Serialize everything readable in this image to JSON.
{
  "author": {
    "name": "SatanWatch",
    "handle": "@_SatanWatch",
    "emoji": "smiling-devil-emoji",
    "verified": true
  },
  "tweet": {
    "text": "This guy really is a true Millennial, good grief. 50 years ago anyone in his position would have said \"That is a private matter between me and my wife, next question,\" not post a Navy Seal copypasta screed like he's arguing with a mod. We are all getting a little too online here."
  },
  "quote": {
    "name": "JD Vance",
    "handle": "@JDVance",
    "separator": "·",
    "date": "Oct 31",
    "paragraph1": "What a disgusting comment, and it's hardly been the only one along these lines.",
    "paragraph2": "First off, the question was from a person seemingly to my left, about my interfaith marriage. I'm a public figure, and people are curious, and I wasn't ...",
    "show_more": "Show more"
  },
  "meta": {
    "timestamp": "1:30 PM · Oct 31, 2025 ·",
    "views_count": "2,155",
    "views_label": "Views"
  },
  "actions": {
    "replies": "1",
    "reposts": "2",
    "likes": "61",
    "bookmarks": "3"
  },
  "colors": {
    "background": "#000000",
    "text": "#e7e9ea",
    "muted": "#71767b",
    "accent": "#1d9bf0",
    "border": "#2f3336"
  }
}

════════════════════

Task: Collect the lines of the records that include the string "text".

Result for this exercise:
    "text": "This guy really is a true Millennial, good grief. 50 years ago anyone in his position would have said \"That is a private matter between me and my wife, next question,\" not post a Navy Seal copypasta screed like he's arguing with a mod. We are all getting a little too online here."
    "text": "#e7e9ea",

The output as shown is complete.